**Aim of the exercise**.
Retype the complete listing exactly as it appears.

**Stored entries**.
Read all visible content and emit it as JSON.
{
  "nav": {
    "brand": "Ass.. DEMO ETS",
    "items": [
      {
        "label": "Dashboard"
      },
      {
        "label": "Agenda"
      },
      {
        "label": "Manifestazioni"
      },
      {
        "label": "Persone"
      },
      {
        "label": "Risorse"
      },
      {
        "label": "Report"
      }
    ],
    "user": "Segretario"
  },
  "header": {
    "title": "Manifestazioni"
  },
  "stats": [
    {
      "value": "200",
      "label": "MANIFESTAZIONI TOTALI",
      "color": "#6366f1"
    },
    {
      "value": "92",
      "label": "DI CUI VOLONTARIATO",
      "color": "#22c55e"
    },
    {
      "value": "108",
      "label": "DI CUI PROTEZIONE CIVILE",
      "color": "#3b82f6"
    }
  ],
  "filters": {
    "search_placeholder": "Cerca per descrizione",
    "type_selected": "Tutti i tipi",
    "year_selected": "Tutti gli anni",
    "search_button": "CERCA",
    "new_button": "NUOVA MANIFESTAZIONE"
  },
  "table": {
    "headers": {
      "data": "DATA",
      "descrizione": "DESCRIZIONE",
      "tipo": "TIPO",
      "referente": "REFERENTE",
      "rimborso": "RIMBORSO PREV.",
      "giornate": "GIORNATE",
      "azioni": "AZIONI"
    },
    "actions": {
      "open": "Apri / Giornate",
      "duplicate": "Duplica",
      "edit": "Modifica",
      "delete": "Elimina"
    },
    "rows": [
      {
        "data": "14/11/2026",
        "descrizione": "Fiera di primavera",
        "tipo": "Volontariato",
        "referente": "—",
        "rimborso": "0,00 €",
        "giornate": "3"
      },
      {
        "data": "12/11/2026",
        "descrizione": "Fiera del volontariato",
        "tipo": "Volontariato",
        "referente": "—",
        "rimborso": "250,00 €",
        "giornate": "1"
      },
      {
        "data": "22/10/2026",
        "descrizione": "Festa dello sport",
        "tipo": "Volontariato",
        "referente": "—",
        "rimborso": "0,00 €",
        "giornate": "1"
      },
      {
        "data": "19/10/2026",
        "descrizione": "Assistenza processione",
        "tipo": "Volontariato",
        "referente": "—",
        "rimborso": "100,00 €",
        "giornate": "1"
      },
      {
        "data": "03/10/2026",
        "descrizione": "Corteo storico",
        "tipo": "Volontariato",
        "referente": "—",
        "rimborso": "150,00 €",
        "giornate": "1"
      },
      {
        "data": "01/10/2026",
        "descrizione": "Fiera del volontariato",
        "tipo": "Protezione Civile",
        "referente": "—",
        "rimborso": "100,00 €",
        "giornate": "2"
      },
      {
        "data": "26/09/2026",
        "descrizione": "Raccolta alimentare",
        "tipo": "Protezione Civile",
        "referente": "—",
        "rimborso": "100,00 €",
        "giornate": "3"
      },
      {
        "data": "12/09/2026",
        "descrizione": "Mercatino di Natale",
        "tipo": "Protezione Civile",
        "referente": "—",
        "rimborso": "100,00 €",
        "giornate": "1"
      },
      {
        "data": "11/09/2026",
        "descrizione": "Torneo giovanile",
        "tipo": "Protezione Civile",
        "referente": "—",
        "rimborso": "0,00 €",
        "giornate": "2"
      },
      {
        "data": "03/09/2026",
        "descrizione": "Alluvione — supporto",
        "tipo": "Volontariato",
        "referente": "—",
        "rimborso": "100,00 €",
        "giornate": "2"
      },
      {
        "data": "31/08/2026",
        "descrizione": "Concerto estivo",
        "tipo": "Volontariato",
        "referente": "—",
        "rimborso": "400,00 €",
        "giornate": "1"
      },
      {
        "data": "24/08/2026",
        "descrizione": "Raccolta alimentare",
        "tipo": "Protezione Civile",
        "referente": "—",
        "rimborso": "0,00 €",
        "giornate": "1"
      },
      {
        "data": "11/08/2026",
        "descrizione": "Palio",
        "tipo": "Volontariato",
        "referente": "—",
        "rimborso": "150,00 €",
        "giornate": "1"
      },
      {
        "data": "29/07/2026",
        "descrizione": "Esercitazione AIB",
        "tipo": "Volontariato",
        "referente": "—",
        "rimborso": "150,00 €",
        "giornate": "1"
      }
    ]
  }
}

**Result of the exercise**.
Read all visible content and emit it as JSON.
{
  "nav": {
    "brand": "Ass.. DEMO ETS",
    "items": [
      {
        "label": "Dashboard"
      },
      {
        "label": "Agenda"
      },
      {
        "label": "Manifestazioni"
      },
      {
        "label": "Persone"
      },
      {
        "label": "Risorse"
      },
      {
        "label": "Report"
      }
    ],
    "user": "Segretario"
  },
  "header": {
    "title": "Manifestazioni"
  },
  "stats": [
    {
      "value": "200",
      "label": "MANIFESTAZIONI TOTALI",
      "color": "#6366f1"
    },
    {
      "value": "92",
      "label": "DI CUI VOLONTARIATO",
      "color": "#22c55e"
    },
    {
      "value": "108",
      "label": "DI CUI PROTEZIONE CIVILE",
      "color": "#3b82f6"
    }
  ],
  "filters": {
    "search_placeholder": "Cerca per descrizione",
    "type_selected": "Tutti i tipi",
    "year_selected": "Tutti gli anni",
    "search_button": "CERCA",
    "new_button": "NUOVA MANIFESTAZIONE"
  },
  "table": {
    "headers": {
      "data": "DATA",
      "descrizione": "DESCRIZIONE",
      "tipo": "TIPO",
      "referente": "REFERENTE",
      "rimborso": "RIMBORSO PREV.",
      "giornate": "GIORNATE",
      "azioni": "AZIONI"
    },
    "actions": {
      "open": "Apri / Giornate",
      "duplicate": "Duplica",
      "edit": "Modifica",
      "delete": "Elimina"
    },
    "rows": [
      {
        "data": "14/11/2026",
        "descrizione": "Fiera di primavera",
        "tipo": "Volontariato",
        "referente": "—",
        "rimborso": "0,00 €",
        "giornate": "3"
      },
      {
        "data": "12/11/2026",
        "descrizione": "Fiera del volontariato",
        "tipo": "Volontariato",
        "referente": "—",
        "rimborso": "250,00 €",
        "giornate": "1"
      },
      {
        "data": "22/10/2026",
        "descrizione": "Festa dello sport",
        "tipo": "Volontariato",
        "referente": "—",
        "rimborso": "0,00 €",
        "giornate": "1"
      },
      {
        "data": "19/10/2026",
        "descrizione": "Assistenza processione",
        "tipo": "Volontariato",
        "referente": "—",
        "rimborso": "100,00 €",
        "giornate": "1"
      },
      {
        "data": "03/10/2026",
        "descrizione": "Corteo storico",
        "tipo": "Volontariato",
        "referente": "—",
        "rimborso": "150,00 €",
        "giornate": "1"
      },
      {
        "data": "01/10/2026",
        "descrizione": "Fiera del volontariato",
        "tipo": "Protezione Civile",
        "referente": "—",
        "rimborso": "100,00 €",
        "giornate": "2"
      },
      {
        "data": "26/09/2026",
        "descrizione": "Raccolta alimentare",
        "tipo": "Protezione Civile",
        "referente": "—",
        "rimborso": "100,00 €",
        "giornate": "3"
      },
      {
        "data": "12/09/2026",
        "descrizione": "Mercatino di Natale",
        "tipo": "Protezione Civile",
        "referente": "—",
        "rimborso": "100,00 €",
        "giornate": "1"
      },
      {
        "data": "11/09/2026",
        "descrizione": "Torneo giovanile",
        "tipo": "Protezione Civile",
        "referente": "—",
        "rimborso": "0,00 €",
        "giornate": "2"
      },
      {
        "data": "03/09/2026",
        "descrizione": "Alluvione — supporto",
        "tipo": "Volontariato",
        "referente": "—",
        "rimborso": "100,00 €",
        "giornate": "2"
      },
      {
        "data": "31/08/2026",
        "descrizione": "Concerto estivo",
        "tipo": "Volontariato",
        "referente": "—",
        "rimborso": "400,00 €",
        "giornate": "1"
      },
      {
        "data": "24/08/2026",
        "descrizione": "Raccolta alimentare",
        "tipo": "Protezione Civile",
        "referente": "—",
        "rimborso": "0,00 €",
        "giornate": "1"
      },
      {
        "data": "11/08/2026",
        "descrizione": "Palio",
        "tipo": "Volontariato",
        "referente": "—",
        "rimborso": "150,00 €",
        "giornate": "1"
      },
      {
        "data": "29/07/2026",
        "descrizione": "Esercitazione AIB",
        "tipo": "Volontariato",
        "referente": "—",
        "rimborso": "150,00 €",
        "giornate": "1"
      }
    ]
  }
}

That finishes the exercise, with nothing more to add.